● **Passage for review**:
-*-

I’m Good With People, But I Don’t Want To Have To Carry The Responsibility Of Day-to-Day Management And Accountability Of My Team (Lesson 3)
A company I recently consulted were an up-and-coming business in the FinTech space. The two founding directors knew each other well and knew they would work well together. During the first few years of the business, things grew well, albeit chaotically, which is a common pattern for startups. As the business matured, staff numbers increased, client relationships matured and technology moved on, the company’s complexity changed exponentially. So much so that further growth became a real challenge.
When I was called in to help, the Executive Leadership Team consisted of a Chief Marketing Officer, a Chief of Sales, a Chief of Settlements and a Chief of Finance.
Each of those department were working furiously towards their own aims and objectives, but they had become silos. Coordination between them was virtually non-existent.
Within each silo there were vastly different levels of employee engagement. Some departments were experiencing significantly high employee turnover, largely because of employee burnout.
These challenges were exacerbated not just by burnout; it was often the case that teams had to make up for the shortfall of resources due to employee turnover, i.e., to cover transition time for replacements and their getting up to speed. The icing on the cake was that I discovered a systemic challenge when it came to people planning.
It was clear to me that the company was under incredible pressure. At some point in the near future, it was going to implode and possibly go into an irreversible decline toward oblivion, if something wasn’t done.
So the meetings began. Each of the Executive Leaders would defend their work and how they could deliver despite the immense pressure. However, with each of them in the same room, it became abundantly clear that the relationships between them had become increasingly toxic.
Having assessed the situation, it was time to step in. The Founding Directors recognised that something had to happen. Incredibly, they overlooked the one Chief role that they needed to complement their skills and fill a gap amongst the senior team.
That gap was a Chief Operations Officer, who could knit all the threads together and align the business.

-*-

● **Data shown**:
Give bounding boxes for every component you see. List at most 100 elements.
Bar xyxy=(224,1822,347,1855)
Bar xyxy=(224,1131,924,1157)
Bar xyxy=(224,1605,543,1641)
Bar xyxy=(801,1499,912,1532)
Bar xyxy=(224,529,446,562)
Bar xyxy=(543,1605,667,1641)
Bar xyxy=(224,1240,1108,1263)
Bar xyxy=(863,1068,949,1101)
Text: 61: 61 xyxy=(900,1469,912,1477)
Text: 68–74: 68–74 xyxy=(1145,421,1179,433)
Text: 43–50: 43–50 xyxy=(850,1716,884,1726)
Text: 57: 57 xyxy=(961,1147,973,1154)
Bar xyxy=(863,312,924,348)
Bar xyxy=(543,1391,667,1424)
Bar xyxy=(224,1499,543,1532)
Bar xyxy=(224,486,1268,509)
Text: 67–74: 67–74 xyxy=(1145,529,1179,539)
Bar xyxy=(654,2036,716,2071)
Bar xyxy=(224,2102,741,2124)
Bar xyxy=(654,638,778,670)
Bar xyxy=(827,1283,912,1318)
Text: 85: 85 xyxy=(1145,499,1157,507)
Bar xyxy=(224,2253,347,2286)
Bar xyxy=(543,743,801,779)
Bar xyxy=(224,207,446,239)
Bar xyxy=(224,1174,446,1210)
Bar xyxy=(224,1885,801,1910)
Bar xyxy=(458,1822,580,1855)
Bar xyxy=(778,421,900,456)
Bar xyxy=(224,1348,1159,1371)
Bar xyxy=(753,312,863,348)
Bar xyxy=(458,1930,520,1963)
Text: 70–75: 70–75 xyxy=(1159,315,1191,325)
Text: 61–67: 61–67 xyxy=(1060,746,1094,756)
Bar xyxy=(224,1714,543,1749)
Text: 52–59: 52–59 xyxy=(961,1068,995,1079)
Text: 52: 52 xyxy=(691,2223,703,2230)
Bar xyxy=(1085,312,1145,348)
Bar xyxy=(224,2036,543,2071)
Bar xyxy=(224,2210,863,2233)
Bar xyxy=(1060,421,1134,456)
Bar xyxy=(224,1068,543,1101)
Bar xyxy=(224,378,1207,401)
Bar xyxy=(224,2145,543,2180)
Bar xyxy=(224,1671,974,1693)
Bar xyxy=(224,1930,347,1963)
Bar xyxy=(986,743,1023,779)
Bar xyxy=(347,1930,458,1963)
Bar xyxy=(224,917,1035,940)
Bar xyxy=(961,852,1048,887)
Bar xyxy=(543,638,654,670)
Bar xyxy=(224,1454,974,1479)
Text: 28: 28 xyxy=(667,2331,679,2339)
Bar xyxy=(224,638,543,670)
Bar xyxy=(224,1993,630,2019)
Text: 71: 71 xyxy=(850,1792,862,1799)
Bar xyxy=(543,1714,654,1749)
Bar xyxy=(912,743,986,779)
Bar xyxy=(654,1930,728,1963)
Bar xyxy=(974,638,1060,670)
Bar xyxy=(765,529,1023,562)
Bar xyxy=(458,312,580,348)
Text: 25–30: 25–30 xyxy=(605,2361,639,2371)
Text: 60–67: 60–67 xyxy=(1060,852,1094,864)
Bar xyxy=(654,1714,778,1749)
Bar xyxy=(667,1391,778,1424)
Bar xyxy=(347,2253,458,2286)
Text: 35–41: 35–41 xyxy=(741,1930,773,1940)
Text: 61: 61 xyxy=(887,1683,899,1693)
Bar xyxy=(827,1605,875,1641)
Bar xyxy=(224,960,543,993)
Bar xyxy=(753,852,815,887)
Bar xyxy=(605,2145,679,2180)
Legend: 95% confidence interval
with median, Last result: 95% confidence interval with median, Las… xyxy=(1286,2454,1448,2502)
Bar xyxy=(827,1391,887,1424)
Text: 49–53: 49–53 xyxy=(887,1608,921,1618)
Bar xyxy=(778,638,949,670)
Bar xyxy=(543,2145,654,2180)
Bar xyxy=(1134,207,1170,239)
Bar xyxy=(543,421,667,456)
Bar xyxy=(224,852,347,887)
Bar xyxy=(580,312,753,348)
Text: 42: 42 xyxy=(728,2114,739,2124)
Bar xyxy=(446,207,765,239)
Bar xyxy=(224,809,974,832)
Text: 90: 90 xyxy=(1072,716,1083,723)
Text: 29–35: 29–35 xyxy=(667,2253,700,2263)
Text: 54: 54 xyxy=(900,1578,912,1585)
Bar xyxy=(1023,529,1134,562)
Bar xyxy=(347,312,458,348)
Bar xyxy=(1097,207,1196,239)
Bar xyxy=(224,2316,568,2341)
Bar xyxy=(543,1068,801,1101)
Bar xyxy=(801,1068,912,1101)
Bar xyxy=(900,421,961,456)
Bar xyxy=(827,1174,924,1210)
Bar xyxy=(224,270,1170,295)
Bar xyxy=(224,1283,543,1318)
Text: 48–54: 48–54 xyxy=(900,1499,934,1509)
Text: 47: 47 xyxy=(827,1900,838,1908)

-*-

● **Instructions**:
[a] Answer these from the article about the FinTech company, one line each:
(i) In what sector was the company doing business?
(ii) What was the main reason some departments had high employee turnover?
(iii) Which Chief role did the Founding Directors overlook?
[b] List the Chief roles on the Executive Leadership Team when the author was called in, as given in the article about the FinTech company.
[c] Carry on the article about the FinTech company from its last sentence.

● **Answers to the problems**:
[a]
(i) FinTech
(ii) Employee burnout
(iii) Chief Operations Officer

[b]
Chief Marketing Officer
Chief of Sales
Chief of Settlements
Chief of Finance

[c]
Having recognised that there was a missing piece to the puzzle, it was now time to find that piece. It was no easy feat: to find a senior person who could work in such a fast-paced company and address all these key issues. Not to mention turning the toxic tide.
Fortunately, the company was truly committed to finding the right person and we were fortunate to locate that someone, who was able to start within four months.
Between the time of the brief and the time the new COO started, things had worsened at the company and were almost at breaking point.
To say we hired a superstar would be a huge understatement. With his highly advanced
people and strategic skills, the COO was given full rein to pull things together.
Within the first month, the morale of the company had improved simply by ensuring that all departments really understood the business plan and how their part was integral to making the plan a reality.
From there, the COO worked with his colleagues and their key staff to ensure clearer job descriptions and ensure that very clear KPIs were in place from the top-down.
He put in place systems that ensured better communication across departments and a regular feedback system where the company could quickly decipher where service delivery was working well and where it was under strain.
Fast forward a year, and the COO led a phenomenal turnaround, to the point where the company is set to break all of its own records and looks set to move into an exciting growth phase.
For my part, I have to applaud the two Founders who were mature enough to step back and give space to the COO to get in and fix what they did not have the skills nor experience or discipline to do.